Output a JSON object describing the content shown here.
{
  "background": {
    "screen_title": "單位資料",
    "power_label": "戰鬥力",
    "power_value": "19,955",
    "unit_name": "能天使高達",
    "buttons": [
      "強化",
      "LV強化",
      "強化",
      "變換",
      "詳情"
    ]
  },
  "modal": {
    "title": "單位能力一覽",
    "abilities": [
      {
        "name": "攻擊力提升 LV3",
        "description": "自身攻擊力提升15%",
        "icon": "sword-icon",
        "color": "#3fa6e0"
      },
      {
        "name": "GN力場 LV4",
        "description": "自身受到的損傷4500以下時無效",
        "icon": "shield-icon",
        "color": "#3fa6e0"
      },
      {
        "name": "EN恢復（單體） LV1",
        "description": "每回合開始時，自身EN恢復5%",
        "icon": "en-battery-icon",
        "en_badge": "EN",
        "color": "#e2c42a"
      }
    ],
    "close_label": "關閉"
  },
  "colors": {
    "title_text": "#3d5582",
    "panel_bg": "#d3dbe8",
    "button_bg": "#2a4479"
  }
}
▬▬▬▬▬▬
TO DO
Reproduce each entry word for word.

SOLVED EXERCISE
Output a JSON object describing the content shown here.
{
  "background": {
    "screen_title": "單位資料",
    "power_label": "戰鬥力",
    "power_value": "19,955",
    "unit_name": "能天使高達",
    "buttons": [
      "強化",
      "LV強化",
      "強化",
      "變換",
      "詳情"
    ]
  },
  "modal": {
    "title": "單位能力一覽",
    "abilities": [
      {
        "name": "攻擊力提升 LV3",
        "description": "自身攻擊力提升15%",
        "icon": "sword-icon",
        "color": "#3fa6e0"
      },
      {
        "name": "GN力場 LV4",
        "description": "自身受到的損傷4500以下時無效",
        "icon": "shield-icon",
        "color": "#3fa6e0"
      },
      {
        "name": "EN恢復（單體） LV1",
        "description": "每回合開始時，自身EN恢復5%",
        "icon": "en-battery-icon",
        "en_badge": "EN",
        "color": "#e2c42a"
      }
    ],
    "close_label": "關閉"
  },
  "colors": {
    "title_text": "#3d5582",
    "panel_bg": "#d3dbe8",
    "button_bg": "#2a4479"
  }
}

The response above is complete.